Problem description ->
Reproduce all of the data that follows, character for character.

Task inputs ->
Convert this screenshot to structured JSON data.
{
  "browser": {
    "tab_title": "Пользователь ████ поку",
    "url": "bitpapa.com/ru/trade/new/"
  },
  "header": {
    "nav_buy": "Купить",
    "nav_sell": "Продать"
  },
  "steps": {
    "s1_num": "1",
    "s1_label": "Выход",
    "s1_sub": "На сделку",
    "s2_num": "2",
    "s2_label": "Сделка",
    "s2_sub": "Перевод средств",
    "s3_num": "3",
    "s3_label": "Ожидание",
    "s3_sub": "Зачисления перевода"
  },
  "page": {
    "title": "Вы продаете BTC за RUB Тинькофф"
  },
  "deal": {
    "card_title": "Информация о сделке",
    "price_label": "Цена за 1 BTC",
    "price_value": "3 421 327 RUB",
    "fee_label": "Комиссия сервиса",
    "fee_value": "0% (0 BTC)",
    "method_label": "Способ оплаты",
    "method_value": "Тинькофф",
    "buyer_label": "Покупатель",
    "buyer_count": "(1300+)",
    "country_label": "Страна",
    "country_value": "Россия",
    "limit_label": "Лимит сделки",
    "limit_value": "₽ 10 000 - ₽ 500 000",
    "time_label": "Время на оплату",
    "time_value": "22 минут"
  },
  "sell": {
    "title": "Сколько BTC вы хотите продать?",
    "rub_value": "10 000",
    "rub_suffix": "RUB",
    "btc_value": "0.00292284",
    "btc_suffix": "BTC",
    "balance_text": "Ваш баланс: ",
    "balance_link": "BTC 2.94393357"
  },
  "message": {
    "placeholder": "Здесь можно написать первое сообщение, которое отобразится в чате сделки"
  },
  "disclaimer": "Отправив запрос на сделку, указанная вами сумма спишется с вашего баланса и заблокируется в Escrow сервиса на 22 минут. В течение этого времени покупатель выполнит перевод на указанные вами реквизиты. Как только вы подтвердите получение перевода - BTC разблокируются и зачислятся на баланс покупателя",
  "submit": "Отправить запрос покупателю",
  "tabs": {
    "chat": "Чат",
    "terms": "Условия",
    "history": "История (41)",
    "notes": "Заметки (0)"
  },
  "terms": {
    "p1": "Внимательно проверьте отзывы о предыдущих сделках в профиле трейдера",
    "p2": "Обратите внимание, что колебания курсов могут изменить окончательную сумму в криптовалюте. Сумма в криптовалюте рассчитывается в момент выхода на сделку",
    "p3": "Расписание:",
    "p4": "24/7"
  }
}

Completed task ->
Convert this screenshot to structured JSON data.
{
  "browser": {
    "tab_title": "Пользователь ████ поку",
    "url": "bitpapa.com/ru/trade/new/"
  },
  "header": {
    "nav_buy": "Купить",
    "nav_sell": "Продать"
  },
  "steps": {
    "s1_num": "1",
    "s1_label": "Выход",
    "s1_sub": "На сделку",
    "s2_num": "2",
    "s2_label": "Сделка",
    "s2_sub": "Перевод средств",
    "s3_num": "3",
    "s3_label": "Ожидание",
    "s3_sub": "Зачисления перевода"
  },
  "page": {
    "title": "Вы продаете BTC за RUB Тинькофф"
  },
  "deal": {
    "card_title": "Информация о сделке",
    "price_label": "Цена за 1 BTC",
    "price_value": "3 421 327 RUB",
    "fee_label": "Комиссия сервиса",
    "fee_value": "0% (0 BTC)",
    "method_label": "Способ оплаты",
    "method_value": "Тинькофф",
    "buyer_label": "Покупатель",
    "buyer_count": "(1300+)",
    "country_label": "Страна",
    "country_value": "Россия",
    "limit_label": "Лимит сделки",
    "limit_value": "₽ 10 000 - ₽ 500 000",
    "time_label": "Время на оплату",
    "time_value": "22 минут"
  },
  "sell": {
    "title": "Сколько BTC вы хотите продать?",
    "rub_value": "10 000",
    "rub_suffix": "RUB",
    "btc_value": "0.00292284",
    "btc_suffix": "BTC",
    "balance_text": "Ваш баланс: ",
    "balance_link": "BTC 2.94393357"
  },
  "message": {
    "placeholder": "Здесь можно написать первое сообщение, которое отобразится в чате сделки"
  },
  "disclaimer": "Отправив запрос на сделку, указанная вами сумма спишется с вашего баланса и заблокируется в Escrow сервиса на 22 минут. В течение этого времени покупатель выполнит перевод на указанные вами реквизиты. Как только вы подтвердите получение перевода - BTC разблокируются и зачислятся на баланс покупателя",
  "submit": "Отправить запрос покупателю",
  "tabs": {
    "chat": "Чат",
    "terms": "Условия",
    "history": "История (41)",
    "notes": "Заметки (0)"
  },
  "terms": {
    "p1": "Внимательно проверьте отзывы о предыдущих сделках в профиле трейдера",
    "p2": "Обратите внимание, что колебания курсов могут изменить окончательную сумму в криптовалюте. Сумма в криптовалюте рассчитывается в момент выхода на сделку",
    "p3": "Расписание:",
    "p4": "24/7"
  }
}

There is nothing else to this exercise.